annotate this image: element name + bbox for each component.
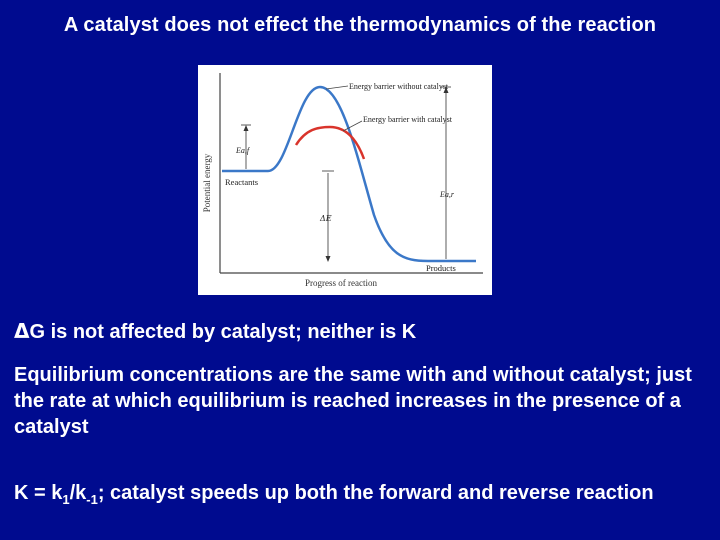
bullet-delta-g-text: G is not affected by catalyst; neither i… (29, 321, 417, 343)
label-with-catalyst: Energy barrier with catalyst (363, 115, 453, 124)
label-reactants: Reactants (225, 177, 258, 187)
delta-e-arrowhead (325, 256, 331, 262)
label-ea-reverse: Ea,r (439, 190, 455, 199)
energy-diagram: Potential energy Progress of reaction En… (198, 65, 492, 295)
delta-symbol: Δ (14, 319, 30, 343)
k-equation-slash: /k (69, 482, 87, 504)
leader-with-catalyst (342, 120, 363, 132)
bullet-rate-constants: K = k1/k-1; catalyst speeds up both the … (14, 480, 714, 513)
y-axis-label: Potential energy (202, 153, 212, 212)
ea-reverse-arrowhead (443, 87, 449, 93)
curve-without-catalyst (222, 85, 476, 263)
bullet-equilibrium: Equilibrium concentrations are the same … (14, 364, 692, 438)
leader-no-catalyst (325, 85, 349, 90)
k1-subscript: 1 (62, 492, 70, 507)
bullet-rate-text: ; catalyst speeds up both the forward an… (97, 482, 654, 504)
slide-title: A catalyst does not effect the thermodyn… (63, 14, 657, 36)
curve-with-catalyst (294, 125, 366, 160)
x-axis-label: Progress of reaction (305, 278, 377, 288)
label-ea-forward: Ea,f (235, 146, 251, 155)
bullet-delta-g: ΔG is not affected by catalyst; neither … (14, 318, 416, 345)
k-equation-start: K = k (14, 482, 63, 504)
ea-forward-arrowhead (243, 125, 249, 131)
label-products: Products (426, 263, 456, 273)
energy-diagram-svg: Potential energy Progress of reaction En… (202, 73, 483, 288)
k-1-subscript: -1 (86, 492, 98, 507)
label-no-catalyst: Energy barrier without catalyst (349, 82, 449, 91)
label-delta-e: ΔE (319, 214, 332, 223)
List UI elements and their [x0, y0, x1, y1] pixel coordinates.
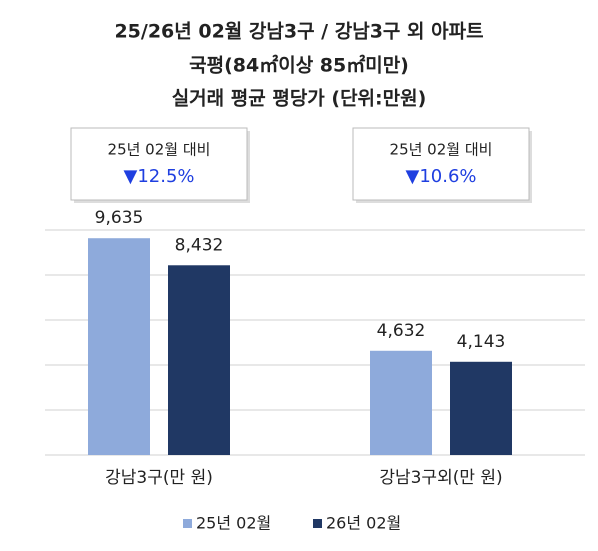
data-label: 4,143	[457, 332, 506, 352]
legend-label: 25년 02월	[196, 514, 271, 533]
data-label: 9,635	[95, 208, 144, 228]
bar	[168, 265, 230, 455]
annotation-text: 25년 02월 대비	[390, 141, 493, 159]
annotation-box	[352, 127, 530, 201]
data-label: 4,632	[377, 321, 426, 341]
chart-title: 25/26년 02월 강남3구 / 강남3구 외 아파트	[114, 21, 483, 43]
x-tick-label: 강남3구외(만 원)	[379, 468, 502, 488]
legend-label: 26년 02월	[326, 514, 401, 533]
chart-title: 국평(84㎡이상 85㎡미만)	[189, 54, 409, 77]
annotation-box	[70, 127, 248, 201]
annotation-change: ▼12.5%	[123, 166, 194, 187]
legend-swatch	[183, 519, 192, 528]
bar	[88, 238, 150, 455]
chart-title: 실거래 평균 평당가 (단위:만원)	[172, 88, 427, 110]
x-tick-label: 강남3구(만 원)	[105, 468, 213, 488]
annotation-change: ▼10.6%	[405, 166, 476, 187]
bar	[450, 361, 512, 455]
bar	[370, 350, 432, 455]
legend-swatch	[313, 519, 322, 528]
data-label: 8,432	[175, 235, 224, 255]
annotation-text: 25년 02월 대비	[108, 141, 211, 159]
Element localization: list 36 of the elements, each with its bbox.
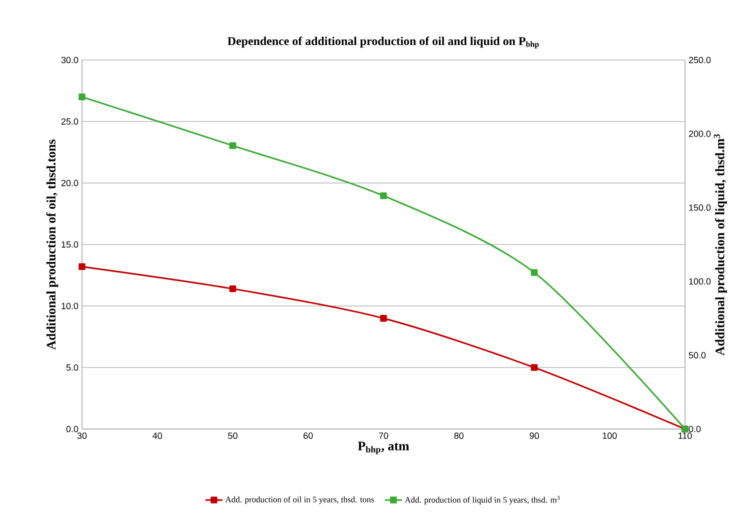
y-tick-label: 20.0	[61, 180, 78, 186]
y2-tick-label: 0.0	[688, 426, 701, 432]
legend-label: Add. production of oil in 5 years, thsd. tons	[225, 496, 374, 504]
point	[78, 94, 86, 100]
y-tick-label: 10.0	[62, 302, 78, 310]
point	[380, 192, 387, 200]
y2-axis-title: Additional production of liquid, thsd.m$^{3}$	[714, 134, 727, 356]
y2-tick-label: 250.0	[688, 56, 711, 64]
x-tick-label: 50	[228, 432, 238, 439]
y-tick-label: 0.0	[66, 426, 78, 432]
x-tick-label: 90	[530, 432, 539, 439]
x-tick-label: 80	[454, 432, 464, 439]
x-tick-label: 110	[678, 432, 692, 439]
y-tick-label: 15.0	[62, 241, 78, 248]
y2-tick-label: 200.0	[688, 130, 711, 137]
y-tick-label: 30.0	[61, 56, 78, 64]
y-tick-label: 5.0	[66, 364, 78, 371]
point	[229, 142, 236, 149]
chart-title: Dependence of additional production of oil and liquid on P$_{bhp}$	[228, 36, 539, 49]
legend-label: Add. production of liquid in 5 years, thsd. m$^{3}$	[404, 496, 560, 504]
x-axis-title: P$_{bhp}$, atm	[358, 442, 410, 454]
point	[380, 314, 387, 322]
x-tick-label: 100	[602, 432, 617, 439]
x-tick-label: 70	[378, 432, 388, 439]
point	[530, 364, 538, 371]
point	[229, 285, 236, 292]
y-axis-title: Additional production of oil, thsd.tons	[46, 140, 58, 350]
y-tick-label: 25.0	[61, 118, 78, 125]
y2-tick-label: 150.0	[689, 204, 711, 211]
x-tick-label: 30	[77, 432, 87, 439]
x-tick-label: 40	[152, 432, 162, 439]
point	[78, 263, 86, 270]
point	[530, 269, 538, 276]
y2-tick-label: 100.0	[689, 278, 711, 285]
x-tick-label: 60	[304, 432, 313, 439]
y2-tick-label: 50.0	[688, 352, 706, 358]
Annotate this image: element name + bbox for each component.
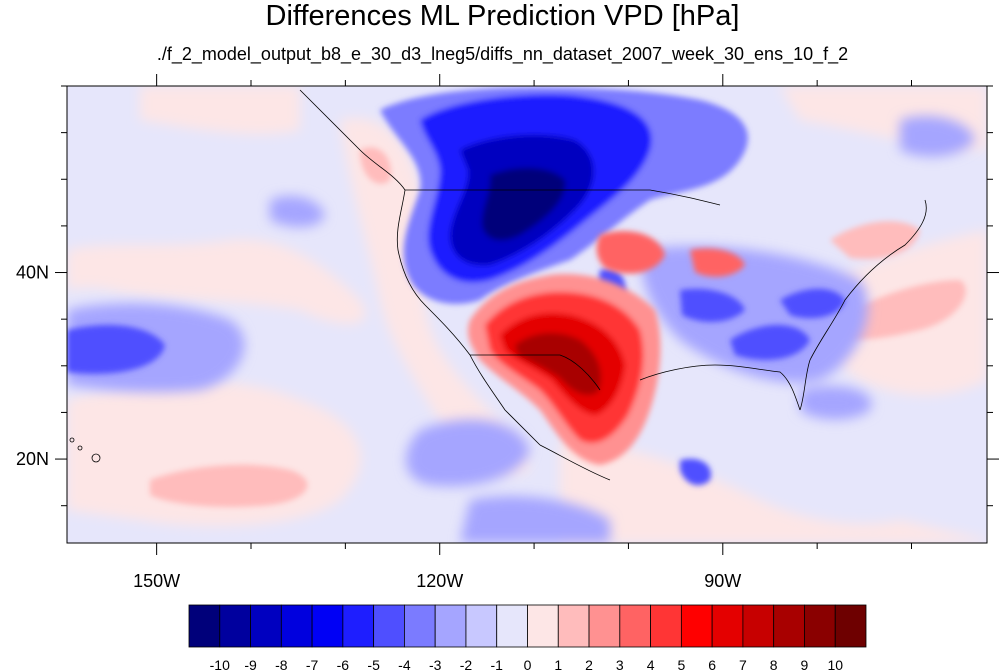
colorbar-label: 1 bbox=[554, 657, 562, 672]
colorbar-swatch bbox=[342, 604, 375, 648]
colorbar-label: -9 bbox=[244, 657, 257, 672]
colorbar-label: -4 bbox=[398, 657, 411, 672]
colorbar-swatch bbox=[404, 604, 436, 648]
colorbar-swatch bbox=[280, 604, 313, 648]
colorbar-label: -5 bbox=[367, 657, 380, 672]
colorbar-label: 0 bbox=[524, 657, 532, 672]
colorbar-swatch bbox=[834, 604, 867, 648]
colorbar-swatch bbox=[773, 604, 805, 648]
axis-labels: 150W 120W 90W 40N 20N bbox=[16, 263, 741, 591]
lat-label: 40N bbox=[16, 263, 49, 283]
colorbar-swatch bbox=[650, 604, 682, 648]
plot-frame bbox=[66, 85, 988, 544]
colorbar-label: 2 bbox=[585, 657, 593, 672]
colorbar-swatch bbox=[219, 604, 251, 648]
colorbar-label: -10 bbox=[210, 657, 230, 672]
positive-pink-regions bbox=[150, 147, 966, 507]
colorbar-label: 3 bbox=[616, 657, 624, 672]
lon-label: 120W bbox=[416, 571, 463, 591]
colorbar-swatch bbox=[804, 604, 836, 648]
colorbar-swatch bbox=[527, 604, 559, 648]
colorbar-swatch bbox=[680, 604, 713, 648]
lat-label: 20N bbox=[16, 449, 49, 469]
colorbar-label: 9 bbox=[801, 657, 809, 672]
negative-mid-regions bbox=[67, 268, 845, 486]
colorbar-label: 10 bbox=[827, 657, 843, 672]
colorbar-swatch bbox=[496, 604, 528, 648]
colorbar-label: -1 bbox=[491, 657, 504, 672]
colorbar-swatch bbox=[434, 604, 467, 648]
lon-label: 150W bbox=[133, 571, 180, 591]
colorbar-swatch bbox=[188, 604, 221, 648]
colorbar-swatch bbox=[373, 604, 405, 648]
colorbar-label: 8 bbox=[770, 657, 778, 672]
coastlines bbox=[299, 89, 927, 481]
colorbar-label: -6 bbox=[337, 657, 350, 672]
colorbar-label: 5 bbox=[677, 657, 685, 672]
colorbar-swatch bbox=[311, 604, 344, 648]
lon-label: 90W bbox=[704, 571, 741, 591]
colorbar-swatch bbox=[465, 604, 498, 648]
southwest-positive-anomaly bbox=[468, 231, 745, 465]
axis-ticks bbox=[55, 74, 999, 555]
western-negative-anomaly bbox=[380, 87, 748, 304]
colorbar-swatch bbox=[711, 604, 744, 648]
colorbar-label: 7 bbox=[739, 657, 747, 672]
difference-field bbox=[67, 86, 987, 543]
colorbar-label: -8 bbox=[275, 657, 288, 672]
colorbar-label: -3 bbox=[429, 657, 442, 672]
colorbar: -10 -9 -8 -7 -6 -5 -4 -3 -2 -1 0 1 2 3 4 5 6 7 8 9 10 bbox=[188, 604, 867, 672]
colorbar-label: 4 bbox=[647, 657, 655, 672]
hawaii-islands bbox=[69, 437, 101, 463]
map-subtitle: ./f_2_model_output_b8_e_30_d3_lneg5/diff… bbox=[156, 44, 849, 64]
colorbar-label: -7 bbox=[306, 657, 319, 672]
colorbar-swatch bbox=[742, 604, 775, 648]
colorbar-swatch bbox=[588, 604, 621, 648]
colorbar-swatch bbox=[250, 604, 282, 648]
map-title: Differences ML Prediction VPD [hPa] bbox=[265, 0, 740, 32]
colorbar-label: -2 bbox=[460, 657, 473, 672]
colorbar-swatch bbox=[619, 604, 651, 648]
colorbar-swatch bbox=[557, 604, 590, 648]
colorbar-label: 6 bbox=[708, 657, 716, 672]
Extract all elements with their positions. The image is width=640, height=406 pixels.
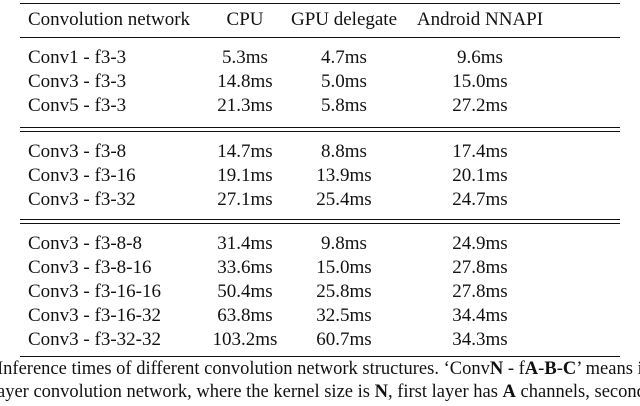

= = = = = = =

* **JOB**
Reproduce word for word every line of the data above, from the line containing "180, 78, 186]" down to the line containing "56, 78, 64]", including both of those lines.

* **ANSWER FOR THE TASK**
y-tick-label: 20.0	[61, 180, 78, 186]
y2-tick-label: 0.0	[688, 426, 701, 432]
legend-label: Add. production of oil in 5 years, thsd. tons	[225, 496, 374, 504]
point	[78, 94, 86, 100]
y-tick-label: 10.0	[62, 302, 78, 310]
point	[380, 192, 387, 200]
y2-axis-title: Additional production of liquid, thsd.m$^{3}$	[714, 134, 727, 356]
y2-tick-label: 250.0	[688, 56, 711, 64]
x-tick-label: 50	[228, 432, 238, 439]
y-tick-label: 0.0	[66, 426, 78, 432]
x-tick-label: 90	[530, 432, 539, 439]
x-tick-label: 80	[454, 432, 464, 439]
x-tick-label: 110	[678, 432, 692, 439]
y-tick-label: 15.0	[62, 241, 78, 248]
y2-tick-label: 200.0	[688, 130, 711, 137]
y-tick-label: 30.0	[61, 56, 78, 64]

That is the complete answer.